Task description: Check every line below for the word "lipid" and give only the number of lines where it appears.

Given data:
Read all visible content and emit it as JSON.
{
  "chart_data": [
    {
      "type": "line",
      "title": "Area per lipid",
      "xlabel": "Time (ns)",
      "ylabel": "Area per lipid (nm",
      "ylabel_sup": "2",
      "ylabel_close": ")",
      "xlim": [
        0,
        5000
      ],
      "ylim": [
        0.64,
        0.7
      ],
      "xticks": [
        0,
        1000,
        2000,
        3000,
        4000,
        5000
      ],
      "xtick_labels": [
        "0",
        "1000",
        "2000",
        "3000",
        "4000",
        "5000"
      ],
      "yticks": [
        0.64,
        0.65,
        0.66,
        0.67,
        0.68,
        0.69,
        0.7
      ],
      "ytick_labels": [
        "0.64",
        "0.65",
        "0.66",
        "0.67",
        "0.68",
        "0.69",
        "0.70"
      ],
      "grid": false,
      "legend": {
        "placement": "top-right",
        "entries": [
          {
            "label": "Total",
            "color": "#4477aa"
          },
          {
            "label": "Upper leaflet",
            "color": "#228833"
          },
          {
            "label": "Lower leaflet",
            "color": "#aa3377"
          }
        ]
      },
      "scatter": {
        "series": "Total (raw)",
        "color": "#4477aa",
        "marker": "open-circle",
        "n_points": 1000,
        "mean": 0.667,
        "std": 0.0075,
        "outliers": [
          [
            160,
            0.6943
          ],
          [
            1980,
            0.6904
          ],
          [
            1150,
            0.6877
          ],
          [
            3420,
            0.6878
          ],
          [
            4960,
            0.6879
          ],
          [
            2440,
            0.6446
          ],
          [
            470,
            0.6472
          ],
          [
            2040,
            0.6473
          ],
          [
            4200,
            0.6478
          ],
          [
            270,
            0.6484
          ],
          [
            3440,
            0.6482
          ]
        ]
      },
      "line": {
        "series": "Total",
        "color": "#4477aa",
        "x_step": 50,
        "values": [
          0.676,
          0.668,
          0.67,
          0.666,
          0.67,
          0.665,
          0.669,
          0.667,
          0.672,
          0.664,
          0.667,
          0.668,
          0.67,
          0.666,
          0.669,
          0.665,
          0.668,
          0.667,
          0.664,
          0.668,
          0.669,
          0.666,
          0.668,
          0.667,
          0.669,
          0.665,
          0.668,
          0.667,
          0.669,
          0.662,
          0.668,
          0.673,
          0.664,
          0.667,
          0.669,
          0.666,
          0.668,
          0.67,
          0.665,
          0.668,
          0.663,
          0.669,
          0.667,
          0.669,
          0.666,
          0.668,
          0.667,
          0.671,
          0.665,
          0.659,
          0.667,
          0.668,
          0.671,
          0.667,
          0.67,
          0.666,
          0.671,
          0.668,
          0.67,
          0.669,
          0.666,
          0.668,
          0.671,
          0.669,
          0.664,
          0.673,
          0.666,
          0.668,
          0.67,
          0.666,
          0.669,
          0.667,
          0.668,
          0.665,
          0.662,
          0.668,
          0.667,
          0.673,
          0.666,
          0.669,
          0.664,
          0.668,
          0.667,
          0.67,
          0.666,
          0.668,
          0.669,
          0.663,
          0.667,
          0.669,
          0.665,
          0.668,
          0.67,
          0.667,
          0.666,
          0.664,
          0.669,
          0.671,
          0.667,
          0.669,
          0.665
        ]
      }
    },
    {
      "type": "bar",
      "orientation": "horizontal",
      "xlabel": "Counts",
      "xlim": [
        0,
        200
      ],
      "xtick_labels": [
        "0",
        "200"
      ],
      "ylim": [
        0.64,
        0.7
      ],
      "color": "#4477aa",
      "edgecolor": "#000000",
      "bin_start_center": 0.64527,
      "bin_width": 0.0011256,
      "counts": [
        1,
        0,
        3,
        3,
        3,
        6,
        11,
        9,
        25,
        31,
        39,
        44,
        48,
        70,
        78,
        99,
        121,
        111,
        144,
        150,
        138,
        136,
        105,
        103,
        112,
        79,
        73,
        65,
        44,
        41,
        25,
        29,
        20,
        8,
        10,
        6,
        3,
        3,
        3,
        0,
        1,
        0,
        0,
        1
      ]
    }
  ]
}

Result of this exercise: 2